### TASK TO COMPLETE
Find every line containing the word "handle" and report the count, nothing more.

— start of GIVEN ENTRIES —

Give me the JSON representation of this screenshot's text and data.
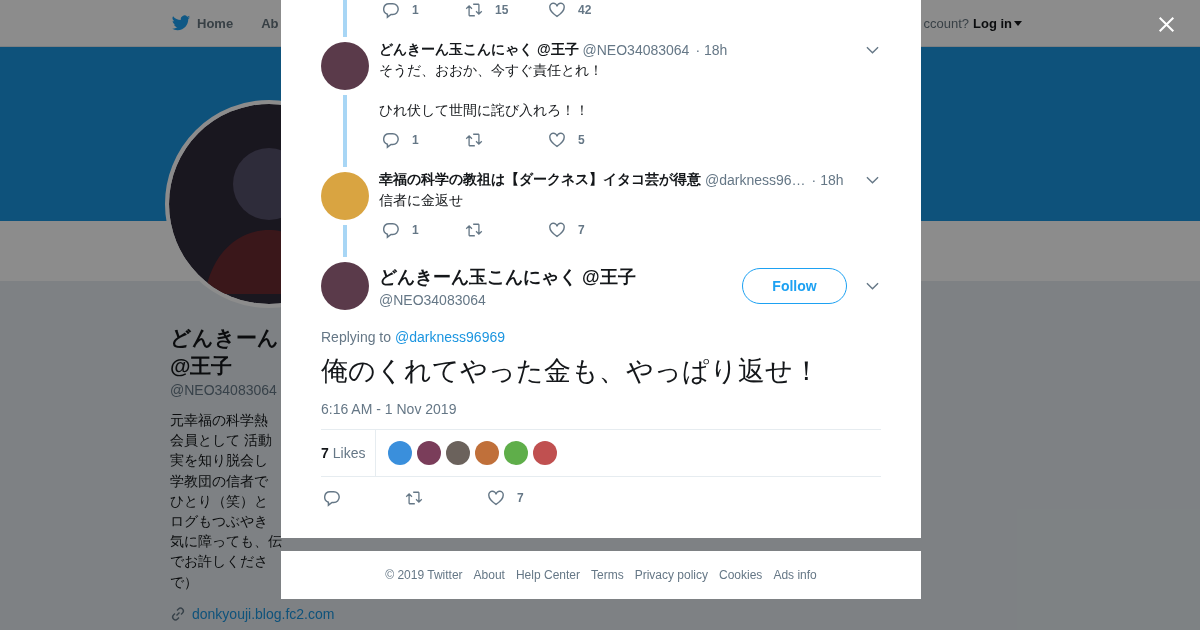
{
  "nav": {
    "items": [
      {
        "label": "Home",
        "kind": "home"
      },
      {
        "label": "Ab",
        "kind": "text"
      }
    ],
    "account_prompt": "ccount?",
    "login": "Log in"
  },
  "profile": {
    "name": "どんきーん",
    "name_line2": "@王子",
    "handle": "@NEO34083064",
    "bio_lines": [
      "元幸福の科学熱",
      "会員として 活動",
      "実を知り脱会し",
      "学教団の信者で",
      "ひとり（笑）と",
      "ログもつぶやき",
      "気に障っても、伝",
      "でお許しくださ",
      "で）"
    ],
    "link": "donkyouji.blog.fc2.com"
  },
  "thread": {
    "top_actions": {
      "replies": "1",
      "retweets": "15",
      "likes": "42"
    },
    "replies": [
      {
        "name": "どんきーん玉こんにゃく @王子",
        "handle": "@NEO34083064",
        "time": "· 18h",
        "color": "#5a3a4a",
        "paragraphs": [
          "そうだ、おおか、今すぐ責任とれ！",
          "ひれ伏して世間に詫び入れろ！！"
        ],
        "actions": {
          "replies": "1",
          "likes": "5"
        }
      },
      {
        "name": "幸福の科学の教祖は【ダークネス】イタコ芸が得意",
        "handle": "@darkness96…",
        "time": "· 18h",
        "color": "#d9a441",
        "paragraphs": [
          "信者に金返せ"
        ],
        "actions": {
          "replies": "1",
          "likes": "7"
        }
      }
    ]
  },
  "tweet": {
    "name": "どんきーん玉こんにゃく @王子",
    "handle": "@NEO34083064",
    "color": "#5a3a4a",
    "follow": "Follow",
    "replying_label": "Replying to",
    "replying_to": "@darkness96969",
    "text": "俺のくれてやった金も、やっぱり返せ！",
    "timestamp": "6:16 AM - 1 Nov 2019",
    "likes_count": "7",
    "likes_label": "Likes",
    "likers": [
      {
        "color": "#3a8fdc"
      },
      {
        "color": "#7a3d5a"
      },
      {
        "color": "#6b625c"
      },
      {
        "color": "#c0703a"
      },
      {
        "color": "#5fae4a"
      },
      {
        "color": "#c05050"
      }
    ],
    "actions": {
      "likes": "7"
    }
  },
  "footer": [
    "© 2019 Twitter",
    "About",
    "Help Center",
    "Terms",
    "Privacy policy",
    "Cookies",
    "Ads info"
  ]
}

— end of GIVEN ENTRIES —

### FULL OUTPUT
4